**PROBLEM STATEMENT**
Set every record down verbatim and omit the pictures.

[start RECORDS SUPPLIED]

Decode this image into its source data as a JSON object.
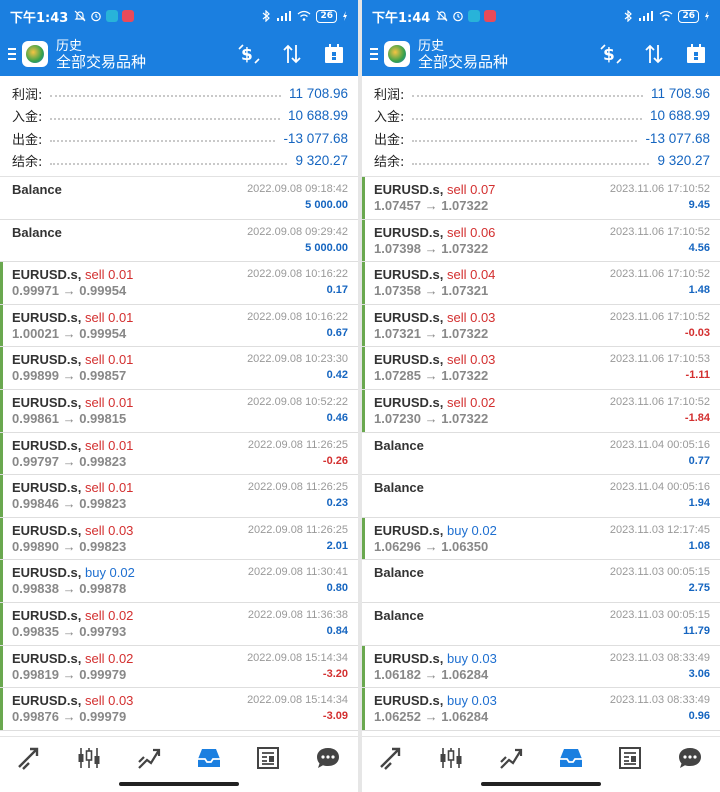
{
  "screens": [
    {
      "status": {
        "time": "下午1:43",
        "battery": "26"
      },
      "appbar": {
        "title": "历史",
        "subtitle": "全部交易品种"
      },
      "summary": [
        {
          "label": "利润:",
          "value": "11 708.96"
        },
        {
          "label": "入金:",
          "value": "10 688.99"
        },
        {
          "label": "出金:",
          "value": "-13 077.68"
        },
        {
          "label": "结余:",
          "value": "9 320.27"
        }
      ],
      "rows": [
        {
          "kind": "balance",
          "title": "Balance",
          "datetime": "2022.09.08 09:18:42",
          "pl": "5 000.00"
        },
        {
          "kind": "balance",
          "title": "Balance",
          "datetime": "2022.09.08 09:29:42",
          "pl": "5 000.00"
        },
        {
          "kind": "trade",
          "symbol": "EURUSD.s,",
          "side": "sell 0.01",
          "prices": "0.99971 → 0.99954",
          "datetime": "2022.09.08 10:16:22",
          "pl": "0.17"
        },
        {
          "kind": "trade",
          "symbol": "EURUSD.s,",
          "side": "sell 0.01",
          "prices": "1.00021 → 0.99954",
          "datetime": "2022.09.08 10:16:22",
          "pl": "0.67"
        },
        {
          "kind": "trade",
          "symbol": "EURUSD.s,",
          "side": "sell 0.01",
          "prices": "0.99899 → 0.99857",
          "datetime": "2022.09.08 10:23:30",
          "pl": "0.42"
        },
        {
          "kind": "trade",
          "symbol": "EURUSD.s,",
          "side": "sell 0.01",
          "prices": "0.99861 → 0.99815",
          "datetime": "2022.09.08 10:52:22",
          "pl": "0.46"
        },
        {
          "kind": "trade",
          "symbol": "EURUSD.s,",
          "side": "sell 0.01",
          "prices": "0.99797 → 0.99823",
          "datetime": "2022.09.08 11:26:25",
          "pl": "-0.26"
        },
        {
          "kind": "trade",
          "symbol": "EURUSD.s,",
          "side": "sell 0.01",
          "prices": "0.99846 → 0.99823",
          "datetime": "2022.09.08 11:26:25",
          "pl": "0.23"
        },
        {
          "kind": "trade",
          "symbol": "EURUSD.s,",
          "side": "sell 0.03",
          "prices": "0.99890 → 0.99823",
          "datetime": "2022.09.08 11:26:25",
          "pl": "2.01"
        },
        {
          "kind": "trade",
          "symbol": "EURUSD.s,",
          "side": "buy 0.02",
          "prices": "0.99838 → 0.99878",
          "datetime": "2022.09.08 11:30:41",
          "pl": "0.80"
        },
        {
          "kind": "trade",
          "symbol": "EURUSD.s,",
          "side": "sell 0.02",
          "prices": "0.99835 → 0.99793",
          "datetime": "2022.09.08 11:36:38",
          "pl": "0.84"
        },
        {
          "kind": "trade",
          "symbol": "EURUSD.s,",
          "side": "sell 0.02",
          "prices": "0.99819 → 0.99979",
          "datetime": "2022.09.08 15:14:34",
          "pl": "-3.20"
        },
        {
          "kind": "trade",
          "symbol": "EURUSD.s,",
          "side": "sell 0.03",
          "prices": "0.99876 → 0.99979",
          "datetime": "2022.09.08 15:14:34",
          "pl": "-3.09"
        }
      ]
    },
    {
      "status": {
        "time": "下午1:44",
        "battery": "26"
      },
      "appbar": {
        "title": "历史",
        "subtitle": "全部交易品种"
      },
      "summary": [
        {
          "label": "利润:",
          "value": "11 708.96"
        },
        {
          "label": "入金:",
          "value": "10 688.99"
        },
        {
          "label": "出金:",
          "value": "-13 077.68"
        },
        {
          "label": "结余:",
          "value": "9 320.27"
        }
      ],
      "rows": [
        {
          "kind": "trade",
          "symbol": "EURUSD.s,",
          "side": "sell 0.07",
          "prices": "1.07457 → 1.07322",
          "datetime": "2023.11.06 17:10:52",
          "pl": "9.45"
        },
        {
          "kind": "trade",
          "symbol": "EURUSD.s,",
          "side": "sell 0.06",
          "prices": "1.07398 → 1.07322",
          "datetime": "2023.11.06 17:10:52",
          "pl": "4.56"
        },
        {
          "kind": "trade",
          "symbol": "EURUSD.s,",
          "side": "sell 0.04",
          "prices": "1.07358 → 1.07321",
          "datetime": "2023.11.06 17:10:52",
          "pl": "1.48"
        },
        {
          "kind": "trade",
          "symbol": "EURUSD.s,",
          "side": "sell 0.03",
          "prices": "1.07321 → 1.07322",
          "datetime": "2023.11.06 17:10:52",
          "pl": "-0.03"
        },
        {
          "kind": "trade",
          "symbol": "EURUSD.s,",
          "side": "sell 0.03",
          "prices": "1.07285 → 1.07322",
          "datetime": "2023.11.06 17:10:53",
          "pl": "-1.11"
        },
        {
          "kind": "trade",
          "symbol": "EURUSD.s,",
          "side": "sell 0.02",
          "prices": "1.07230 → 1.07322",
          "datetime": "2023.11.06 17:10:52",
          "pl": "-1.84"
        },
        {
          "kind": "balance",
          "title": "Balance",
          "datetime": "2023.11.04 00:05:16",
          "pl": "0.77"
        },
        {
          "kind": "balance",
          "title": "Balance",
          "datetime": "2023.11.04 00:05:16",
          "pl": "1.94"
        },
        {
          "kind": "trade",
          "symbol": "EURUSD.s,",
          "side": "buy 0.02",
          "prices": "1.06296 → 1.06350",
          "datetime": "2023.11.03 12:17:45",
          "pl": "1.08"
        },
        {
          "kind": "balance",
          "title": "Balance",
          "datetime": "2023.11.03 00:05:15",
          "pl": "2.75"
        },
        {
          "kind": "balance",
          "title": "Balance",
          "datetime": "2023.11.03 00:05:15",
          "pl": "11.79"
        },
        {
          "kind": "trade",
          "symbol": "EURUSD.s,",
          "side": "buy 0.03",
          "prices": "1.06182 → 1.06284",
          "datetime": "2023.11.03 08:33:49",
          "pl": "3.06"
        },
        {
          "kind": "trade",
          "symbol": "EURUSD.s,",
          "side": "buy 0.03",
          "prices": "1.06252 → 1.06284",
          "datetime": "2023.11.03 08:33:49",
          "pl": "0.96"
        }
      ]
    }
  ],
  "tabs": [
    "quotes-icon",
    "chart-icon",
    "trade-icon",
    "history-icon",
    "news-icon",
    "messages-icon"
  ],
  "colors": {
    "accent": "#1b7fe0",
    "profit": "#1565c0",
    "loss": "#d32f2f",
    "trade_marker": "#6aa84f"
  }
}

[end RECORDS SUPPLIED]

**SOLUTION TO THE PROBLEM**
Decode this image into its source data as a JSON object.
{
  "screens": [
    {
      "status": {
        "time": "下午1:43",
        "battery": "26"
      },
      "appbar": {
        "title": "历史",
        "subtitle": "全部交易品种"
      },
      "summary": [
        {
          "label": "利润:",
          "value": "11 708.96"
        },
        {
          "label": "入金:",
          "value": "10 688.99"
        },
        {
          "label": "出金:",
          "value": "-13 077.68"
        },
        {
          "label": "结余:",
          "value": "9 320.27"
        }
      ],
      "rows": [
        {
          "kind": "balance",
          "title": "Balance",
          "datetime": "2022.09.08 09:18:42",
          "pl": "5 000.00"
        },
        {
          "kind": "balance",
          "title": "Balance",
          "datetime": "2022.09.08 09:29:42",
          "pl": "5 000.00"
        },
        {
          "kind": "trade",
          "symbol": "EURUSD.s,",
          "side": "sell 0.01",
          "prices": "0.99971 → 0.99954",
          "datetime": "2022.09.08 10:16:22",
          "pl": "0.17"
        },
        {
          "kind": "trade",
          "symbol": "EURUSD.s,",
          "side": "sell 0.01",
          "prices": "1.00021 → 0.99954",
          "datetime": "2022.09.08 10:16:22",
          "pl": "0.67"
        },
        {
          "kind": "trade",
          "symbol": "EURUSD.s,",
          "side": "sell 0.01",
          "prices": "0.99899 → 0.99857",
          "datetime": "2022.09.08 10:23:30",
          "pl": "0.42"
        },
        {
          "kind": "trade",
          "symbol": "EURUSD.s,",
          "side": "sell 0.01",
          "prices": "0.99861 → 0.99815",
          "datetime": "2022.09.08 10:52:22",
          "pl": "0.46"
        },
        {
          "kind": "trade",
          "symbol": "EURUSD.s,",
          "side": "sell 0.01",
          "prices": "0.99797 → 0.99823",
          "datetime": "2022.09.08 11:26:25",
          "pl": "-0.26"
        },
        {
          "kind": "trade",
          "symbol": "EURUSD.s,",
          "side": "sell 0.01",
          "prices": "0.99846 → 0.99823",
          "datetime": "2022.09.08 11:26:25",
          "pl": "0.23"
        },
        {
          "kind": "trade",
          "symbol": "EURUSD.s,",
          "side": "sell 0.03",
          "prices": "0.99890 → 0.99823",
          "datetime": "2022.09.08 11:26:25",
          "pl": "2.01"
        },
        {
          "kind": "trade",
          "symbol": "EURUSD.s,",
          "side": "buy 0.02",
          "prices": "0.99838 → 0.99878",
          "datetime": "2022.09.08 11:30:41",
          "pl": "0.80"
        },
        {
          "kind": "trade",
          "symbol": "EURUSD.s,",
          "side": "sell 0.02",
          "prices": "0.99835 → 0.99793",
          "datetime": "2022.09.08 11:36:38",
          "pl": "0.84"
        },
        {
          "kind": "trade",
          "symbol": "EURUSD.s,",
          "side": "sell 0.02",
          "prices": "0.99819 → 0.99979",
          "datetime": "2022.09.08 15:14:34",
          "pl": "-3.20"
        },
        {
          "kind": "trade",
          "symbol": "EURUSD.s,",
          "side": "sell 0.03",
          "prices": "0.99876 → 0.99979",
          "datetime": "2022.09.08 15:14:34",
          "pl": "-3.09"
        }
      ]
    },
    {
      "status": {
        "time": "下午1:44",
        "battery": "26"
      },
      "appbar": {
        "title": "历史",
        "subtitle": "全部交易品种"
      },
      "summary": [
        {
          "label": "利润:",
          "value": "11 708.96"
        },
        {
          "label": "入金:",
          "value": "10 688.99"
        },
        {
          "label": "出金:",
          "value": "-13 077.68"
        },
        {
          "label": "结余:",
          "value": "9 320.27"
        }
      ],
      "rows": [
        {
          "kind": "trade",
          "symbol": "EURUSD.s,",
          "side": "sell 0.07",
          "prices": "1.07457 → 1.07322",
          "datetime": "2023.11.06 17:10:52",
          "pl": "9.45"
        },
        {
          "kind": "trade",
          "symbol": "EURUSD.s,",
          "side": "sell 0.06",
          "prices": "1.07398 → 1.07322",
          "datetime": "2023.11.06 17:10:52",
          "pl": "4.56"
        },
        {
          "kind": "trade",
          "symbol": "EURUSD.s,",
          "side": "sell 0.04",
          "prices": "1.07358 → 1.07321",
          "datetime": "2023.11.06 17:10:52",
          "pl": "1.48"
        },
        {
          "kind": "trade",
          "symbol": "EURUSD.s,",
          "side": "sell 0.03",
          "prices": "1.07321 → 1.07322",
          "datetime": "2023.11.06 17:10:52",
          "pl": "-0.03"
        },
        {
          "kind": "trade",
          "symbol": "EURUSD.s,",
          "side": "sell 0.03",
          "prices": "1.07285 → 1.07322",
          "datetime": "2023.11.06 17:10:53",
          "pl": "-1.11"
        },
        {
          "kind": "trade",
          "symbol": "EURUSD.s,",
          "side": "sell 0.02",
          "prices": "1.07230 → 1.07322",
          "datetime": "2023.11.06 17:10:52",
          "pl": "-1.84"
        },
        {
          "kind": "balance",
          "title": "Balance",
          "datetime": "2023.11.04 00:05:16",
          "pl": "0.77"
        },
        {
          "kind": "balance",
          "title": "Balance",
          "datetime": "2023.11.04 00:05:16",
          "pl": "1.94"
        },
        {
          "kind": "trade",
          "symbol": "EURUSD.s,",
          "side": "buy 0.02",
          "prices": "1.06296 → 1.06350",
          "datetime": "2023.11.03 12:17:45",
          "pl": "1.08"
        },
        {
          "kind": "balance",
          "title": "Balance",
          "datetime": "2023.11.03 00:05:15",
          "pl": "2.75"
        },
        {
          "kind": "balance",
          "title": "Balance",
          "datetime": "2023.11.03 00:05:15",
          "pl": "11.79"
        },
        {
          "kind": "trade",
          "symbol": "EURUSD.s,",
          "side": "buy 0.03",
          "prices": "1.06182 → 1.06284",
          "datetime": "2023.11.03 08:33:49",
          "pl": "3.06"
        },
        {
          "kind": "trade",
          "symbol": "EURUSD.s,",
          "side": "buy 0.03",
          "prices": "1.06252 → 1.06284",
          "datetime": "2023.11.03 08:33:49",
          "pl": "0.96"
        }
      ]
    }
  ],
  "tabs": [
    "quotes-icon",
    "chart-icon",
    "trade-icon",
    "history-icon",
    "news-icon",
    "messages-icon"
  ],
  "colors": {
    "accent": "#1b7fe0",
    "profit": "#1565c0",
    "loss": "#d32f2f",
    "trade_marker": "#6aa84f"
  }
}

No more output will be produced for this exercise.